-- start of Listing --
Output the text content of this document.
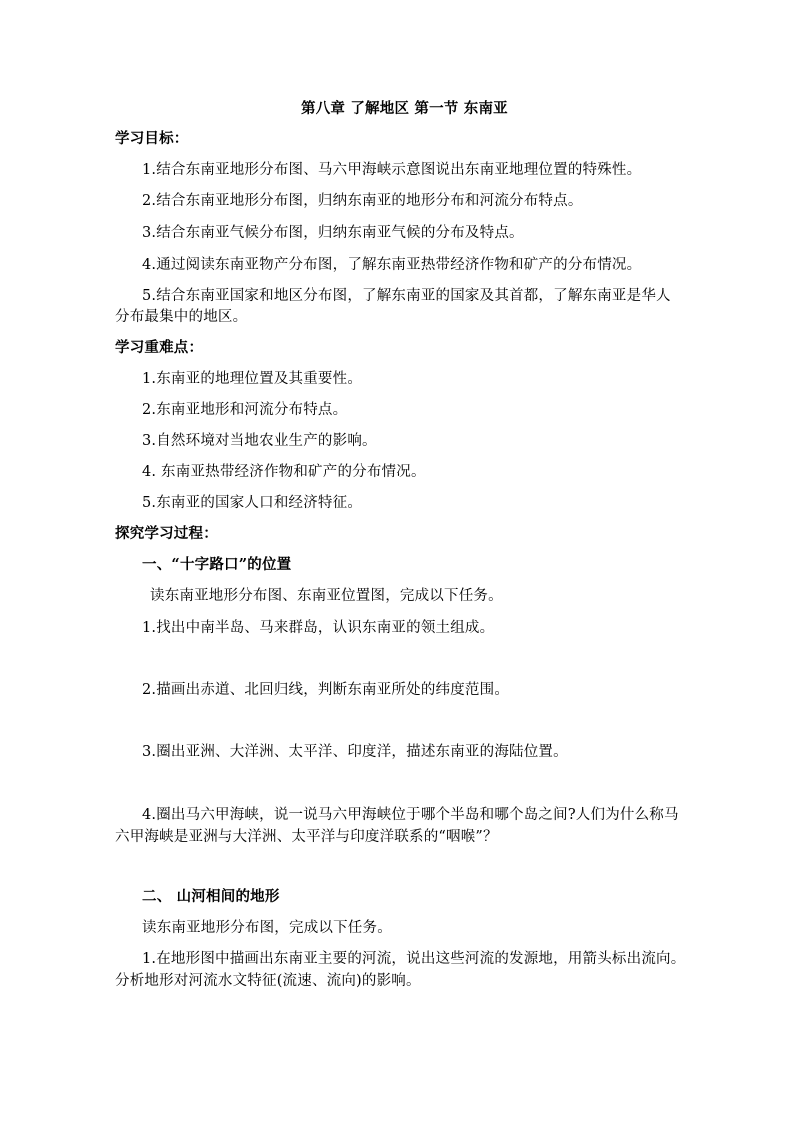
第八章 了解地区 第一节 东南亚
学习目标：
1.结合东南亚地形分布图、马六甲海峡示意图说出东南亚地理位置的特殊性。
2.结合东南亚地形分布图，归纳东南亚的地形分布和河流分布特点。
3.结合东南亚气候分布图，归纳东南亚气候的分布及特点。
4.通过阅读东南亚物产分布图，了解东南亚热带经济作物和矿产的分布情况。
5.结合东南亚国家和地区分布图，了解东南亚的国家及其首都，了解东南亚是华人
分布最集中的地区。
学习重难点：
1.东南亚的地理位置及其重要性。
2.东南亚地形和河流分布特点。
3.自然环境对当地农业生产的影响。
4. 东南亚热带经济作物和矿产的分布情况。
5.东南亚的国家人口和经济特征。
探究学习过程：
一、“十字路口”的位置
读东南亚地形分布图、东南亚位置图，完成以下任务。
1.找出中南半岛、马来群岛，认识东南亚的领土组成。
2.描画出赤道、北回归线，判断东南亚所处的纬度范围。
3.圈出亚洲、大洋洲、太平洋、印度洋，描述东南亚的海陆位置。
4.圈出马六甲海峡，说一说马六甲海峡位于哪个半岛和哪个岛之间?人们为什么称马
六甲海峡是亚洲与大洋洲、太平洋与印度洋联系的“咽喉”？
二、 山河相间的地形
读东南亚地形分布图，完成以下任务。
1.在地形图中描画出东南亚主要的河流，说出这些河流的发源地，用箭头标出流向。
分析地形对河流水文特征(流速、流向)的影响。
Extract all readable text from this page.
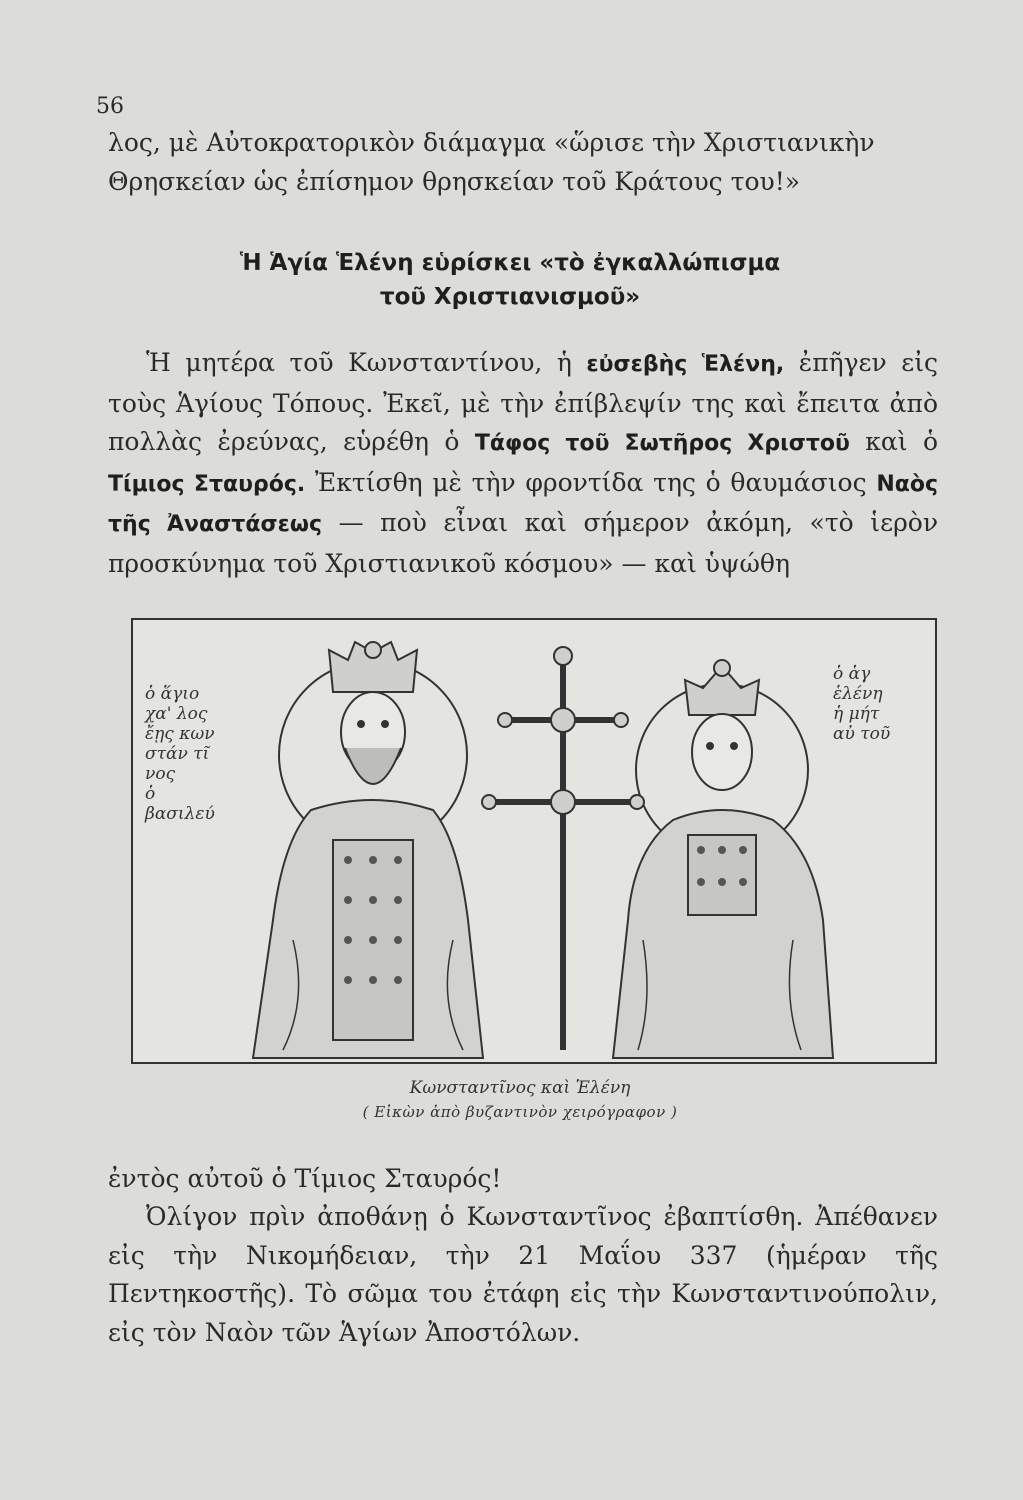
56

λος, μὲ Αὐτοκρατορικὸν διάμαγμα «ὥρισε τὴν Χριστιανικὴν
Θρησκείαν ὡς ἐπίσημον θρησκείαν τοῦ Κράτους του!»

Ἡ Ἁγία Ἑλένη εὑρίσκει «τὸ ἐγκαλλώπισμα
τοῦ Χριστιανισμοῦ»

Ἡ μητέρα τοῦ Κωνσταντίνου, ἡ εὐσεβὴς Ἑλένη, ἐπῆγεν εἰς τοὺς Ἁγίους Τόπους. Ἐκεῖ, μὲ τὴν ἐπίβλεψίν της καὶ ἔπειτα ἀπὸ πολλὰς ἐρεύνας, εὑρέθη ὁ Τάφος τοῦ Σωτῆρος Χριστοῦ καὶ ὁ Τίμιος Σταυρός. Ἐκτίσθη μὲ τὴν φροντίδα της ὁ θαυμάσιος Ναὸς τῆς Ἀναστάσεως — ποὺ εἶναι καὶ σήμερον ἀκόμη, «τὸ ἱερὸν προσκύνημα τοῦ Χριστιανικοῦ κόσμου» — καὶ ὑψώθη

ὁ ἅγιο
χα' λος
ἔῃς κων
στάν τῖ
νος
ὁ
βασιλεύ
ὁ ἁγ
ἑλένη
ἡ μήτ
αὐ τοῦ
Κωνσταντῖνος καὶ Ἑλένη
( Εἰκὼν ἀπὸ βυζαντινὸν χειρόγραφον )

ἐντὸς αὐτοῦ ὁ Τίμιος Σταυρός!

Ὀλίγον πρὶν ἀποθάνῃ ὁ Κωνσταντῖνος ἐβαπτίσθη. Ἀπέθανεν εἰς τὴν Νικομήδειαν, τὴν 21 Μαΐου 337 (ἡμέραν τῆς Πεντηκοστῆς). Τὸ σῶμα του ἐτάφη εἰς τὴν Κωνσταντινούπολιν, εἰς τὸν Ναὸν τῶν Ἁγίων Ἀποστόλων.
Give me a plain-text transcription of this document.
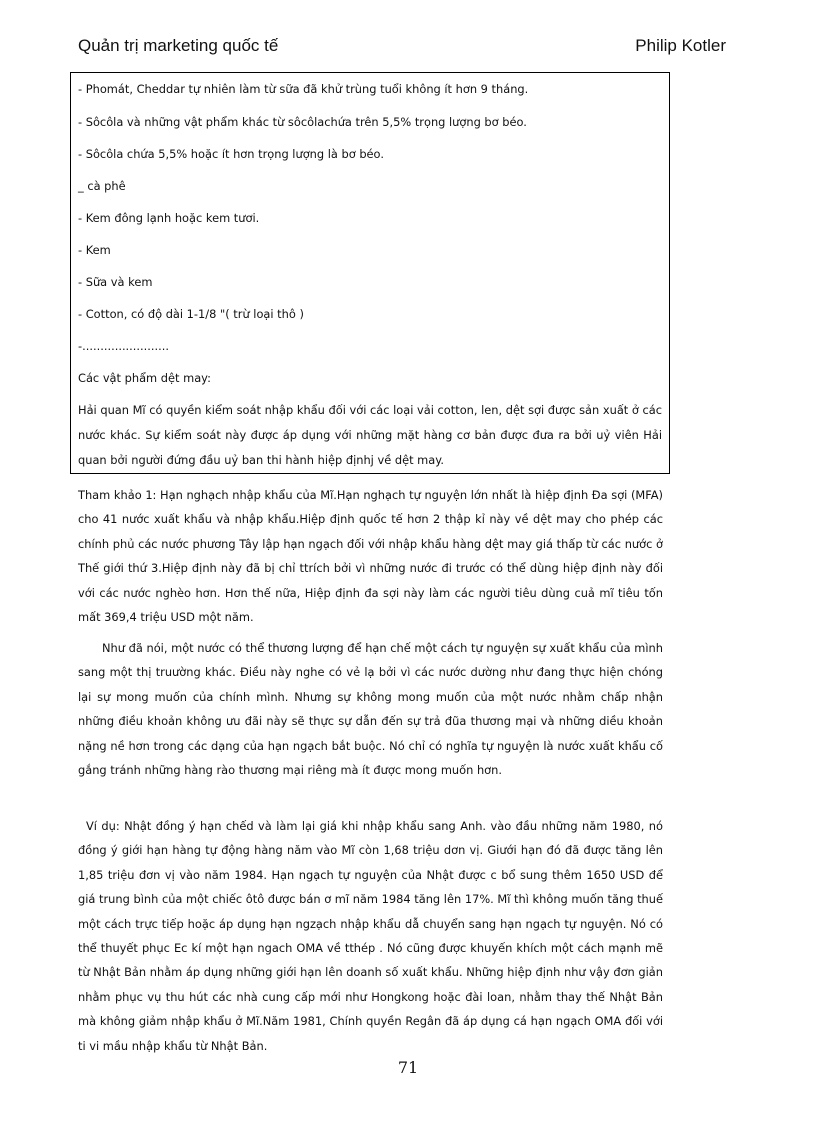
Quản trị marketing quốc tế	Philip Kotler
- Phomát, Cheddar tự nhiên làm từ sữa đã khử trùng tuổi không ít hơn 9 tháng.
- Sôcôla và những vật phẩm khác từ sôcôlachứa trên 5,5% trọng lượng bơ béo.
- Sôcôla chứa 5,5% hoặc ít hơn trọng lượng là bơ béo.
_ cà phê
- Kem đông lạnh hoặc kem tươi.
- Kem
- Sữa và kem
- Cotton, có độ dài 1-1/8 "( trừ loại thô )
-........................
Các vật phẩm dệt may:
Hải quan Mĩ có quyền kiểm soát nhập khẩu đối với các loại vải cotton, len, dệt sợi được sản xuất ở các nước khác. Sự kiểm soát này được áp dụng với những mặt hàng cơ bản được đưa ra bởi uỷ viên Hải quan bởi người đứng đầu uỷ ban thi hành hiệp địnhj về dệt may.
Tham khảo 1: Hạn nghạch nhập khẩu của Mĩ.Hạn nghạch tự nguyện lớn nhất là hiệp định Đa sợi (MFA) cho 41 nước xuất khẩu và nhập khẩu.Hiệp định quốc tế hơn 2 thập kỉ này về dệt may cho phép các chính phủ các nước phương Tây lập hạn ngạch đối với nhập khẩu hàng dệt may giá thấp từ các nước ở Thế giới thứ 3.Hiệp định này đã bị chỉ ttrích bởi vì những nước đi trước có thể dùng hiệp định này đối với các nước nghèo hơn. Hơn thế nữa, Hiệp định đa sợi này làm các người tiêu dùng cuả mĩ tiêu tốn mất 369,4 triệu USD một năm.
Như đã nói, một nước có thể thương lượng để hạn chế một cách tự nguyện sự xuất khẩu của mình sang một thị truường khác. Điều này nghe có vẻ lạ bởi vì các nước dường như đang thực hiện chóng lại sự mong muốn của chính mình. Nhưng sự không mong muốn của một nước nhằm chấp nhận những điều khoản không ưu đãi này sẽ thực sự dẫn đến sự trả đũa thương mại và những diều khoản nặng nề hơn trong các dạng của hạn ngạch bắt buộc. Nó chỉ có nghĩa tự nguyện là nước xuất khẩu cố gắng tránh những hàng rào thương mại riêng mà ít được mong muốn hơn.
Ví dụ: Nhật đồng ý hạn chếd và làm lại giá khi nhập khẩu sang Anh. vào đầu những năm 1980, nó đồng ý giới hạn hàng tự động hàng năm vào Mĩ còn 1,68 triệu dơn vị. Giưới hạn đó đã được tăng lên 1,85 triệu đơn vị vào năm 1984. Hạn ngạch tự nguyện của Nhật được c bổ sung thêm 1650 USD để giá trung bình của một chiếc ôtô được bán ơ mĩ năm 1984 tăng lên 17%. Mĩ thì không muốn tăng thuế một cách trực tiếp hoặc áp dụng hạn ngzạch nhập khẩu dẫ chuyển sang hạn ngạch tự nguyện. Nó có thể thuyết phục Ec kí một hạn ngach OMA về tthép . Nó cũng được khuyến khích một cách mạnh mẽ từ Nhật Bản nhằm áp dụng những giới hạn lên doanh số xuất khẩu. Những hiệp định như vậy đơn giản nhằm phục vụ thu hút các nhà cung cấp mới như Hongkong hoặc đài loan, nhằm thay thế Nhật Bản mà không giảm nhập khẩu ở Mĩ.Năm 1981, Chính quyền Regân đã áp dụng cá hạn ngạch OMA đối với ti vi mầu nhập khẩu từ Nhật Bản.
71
-- end of Listing --
| What you have to do |
Reproduce each record above by retyping it exactly; omit all images.

| Expected answer |
Output the text content of this document.
第八章 了解地区 第一节 东南亚
学习目标：
1.结合东南亚地形分布图、马六甲海峡示意图说出东南亚地理位置的特殊性。
2.结合东南亚地形分布图，归纳东南亚的地形分布和河流分布特点。
3.结合东南亚气候分布图，归纳东南亚气候的分布及特点。
4.通过阅读东南亚物产分布图，了解东南亚热带经济作物和矿产的分布情况。
5.结合东南亚国家和地区分布图，了解东南亚的国家及其首都，了解东南亚是华人
分布最集中的地区。
学习重难点：
1.东南亚的地理位置及其重要性。
2.东南亚地形和河流分布特点。
3.自然环境对当地农业生产的影响。
4. 东南亚热带经济作物和矿产的分布情况。
5.东南亚的国家人口和经济特征。
探究学习过程：
一、“十字路口”的位置
读东南亚地形分布图、东南亚位置图，完成以下任务。
1.找出中南半岛、马来群岛，认识东南亚的领土组成。
2.描画出赤道、北回归线，判断东南亚所处的纬度范围。
3.圈出亚洲、大洋洲、太平洋、印度洋，描述东南亚的海陆位置。
4.圈出马六甲海峡，说一说马六甲海峡位于哪个半岛和哪个岛之间?人们为什么称马
六甲海峡是亚洲与大洋洲、太平洋与印度洋联系的“咽喉”？
二、 山河相间的地形
读东南亚地形分布图，完成以下任务。
1.在地形图中描画出东南亚主要的河流，说出这些河流的发源地，用箭头标出流向。
分析地形对河流水文特征(流速、流向)的影响。
Extract all readable text from this page.
56

λος, μὲ Αὐτοκρατορικὸν διάμαγμα «ὥρισε τὴν Χριστιανικὴν
Θρησκείαν ὡς ἐπίσημον θρησκείαν τοῦ Κράτους του!»

Ἡ Ἁγία Ἑλένη εὑρίσκει «τὸ ἐγκαλλώπισμα
τοῦ Χριστιανισμοῦ»

Ἡ μητέρα τοῦ Κωνσταντίνου, ἡ εὐσεβὴς Ἑλένη, ἐπῆγεν εἰς τοὺς Ἁγίους Τόπους. Ἐκεῖ, μὲ τὴν ἐπίβλεψίν της καὶ ἔπειτα ἀπὸ πολλὰς ἐρεύνας, εὑρέθη ὁ Τάφος τοῦ Σωτῆρος Χριστοῦ καὶ ὁ Τίμιος Σταυρός. Ἐκτίσθη μὲ τὴν φροντίδα της ὁ θαυμάσιος Ναὸς τῆς Ἀναστάσεως — ποὺ εἶναι καὶ σήμερον ἀκόμη, «τὸ ἱερὸν προσκύνημα τοῦ Χριστιανικοῦ κόσμου» — καὶ ὑψώθη

ὁ ἅγιο
χα' λος
ἔῃς κων
στάν τῖ
νος
ὁ
βασιλεύ
ὁ ἁγ
ἑλένη
ἡ μήτ
αὐ τοῦ
Κωνσταντῖνος καὶ Ἑλένη
( Εἰκὼν ἀπὸ βυζαντινὸν χειρόγραφον )

ἐντὸς αὐτοῦ ὁ Τίμιος Σταυρός!

Ὀλίγον πρὶν ἀποθάνῃ ὁ Κωνσταντῖνος ἐβαπτίσθη. Ἀπέθανεν εἰς τὴν Νικομήδειαν, τὴν 21 Μαΐου 337 (ἡμέραν τῆς Πεντηκοστῆς). Τὸ σῶμα του ἐτάφη εἰς τὴν Κωνσταντινούπολιν, εἰς τὸν Ναὸν τῶν Ἁγίων Ἀποστόλων.
Give me a plain-text transcription of this document.
Quản trị marketing quốc tế	Philip Kotler
- Phomát, Cheddar tự nhiên làm từ sữa đã khử trùng tuổi không ít hơn 9 tháng.
- Sôcôla và những vật phẩm khác từ sôcôlachứa trên 5,5% trọng lượng bơ béo.
- Sôcôla chứa 5,5% hoặc ít hơn trọng lượng là bơ béo.
_ cà phê
- Kem đông lạnh hoặc kem tươi.
- Kem
- Sữa và kem
- Cotton, có độ dài 1-1/8 "( trừ loại thô )
-........................
Các vật phẩm dệt may:
Hải quan Mĩ có quyền kiểm soát nhập khẩu đối với các loại vải cotton, len, dệt sợi được sản xuất ở các nước khác. Sự kiểm soát này được áp dụng với những mặt hàng cơ bản được đưa ra bởi uỷ viên Hải quan bởi người đứng đầu uỷ ban thi hành hiệp địnhj về dệt may.
Tham khảo 1: Hạn nghạch nhập khẩu của Mĩ.Hạn nghạch tự nguyện lớn nhất là hiệp định Đa sợi (MFA) cho 41 nước xuất khẩu và nhập khẩu.Hiệp định quốc tế hơn 2 thập kỉ này về dệt may cho phép các chính phủ các nước phương Tây lập hạn ngạch đối với nhập khẩu hàng dệt may giá thấp từ các nước ở Thế giới thứ 3.Hiệp định này đã bị chỉ ttrích bởi vì những nước đi trước có thể dùng hiệp định này đối với các nước nghèo hơn. Hơn thế nữa, Hiệp định đa sợi này làm các người tiêu dùng cuả mĩ tiêu tốn mất 369,4 triệu USD một năm.
Như đã nói, một nước có thể thương lượng để hạn chế một cách tự nguyện sự xuất khẩu của mình sang một thị truường khác. Điều này nghe có vẻ lạ bởi vì các nước dường như đang thực hiện chóng lại sự mong muốn của chính mình. Nhưng sự không mong muốn của một nước nhằm chấp nhận những điều khoản không ưu đãi này sẽ thực sự dẫn đến sự trả đũa thương mại và những diều khoản nặng nề hơn trong các dạng của hạn ngạch bắt buộc. Nó chỉ có nghĩa tự nguyện là nước xuất khẩu cố gắng tránh những hàng rào thương mại riêng mà ít được mong muốn hơn.
Ví dụ: Nhật đồng ý hạn chếd và làm lại giá khi nhập khẩu sang Anh. vào đầu những năm 1980, nó đồng ý giới hạn hàng tự động hàng năm vào Mĩ còn 1,68 triệu dơn vị. Giưới hạn đó đã được tăng lên 1,85 triệu đơn vị vào năm 1984. Hạn ngạch tự nguyện của Nhật được c bổ sung thêm 1650 USD để giá trung bình của một chiếc ôtô được bán ơ mĩ năm 1984 tăng lên 17%. Mĩ thì không muốn tăng thuế một cách trực tiếp hoặc áp dụng hạn ngzạch nhập khẩu dẫ chuyển sang hạn ngạch tự nguyện. Nó có thể thuyết phục Ec kí một hạn ngach OMA về tthép . Nó cũng được khuyến khích một cách mạnh mẽ từ Nhật Bản nhằm áp dụng những giới hạn lên doanh số xuất khẩu. Những hiệp định như vậy đơn giản nhằm phục vụ thu hút các nhà cung cấp mới như Hongkong hoặc đài loan, nhằm thay thế Nhật Bản mà không giảm nhập khẩu ở Mĩ.Năm 1981, Chính quyền Regân đã áp dụng cá hạn ngạch OMA đối với ti vi mầu nhập khẩu từ Nhật Bản.
71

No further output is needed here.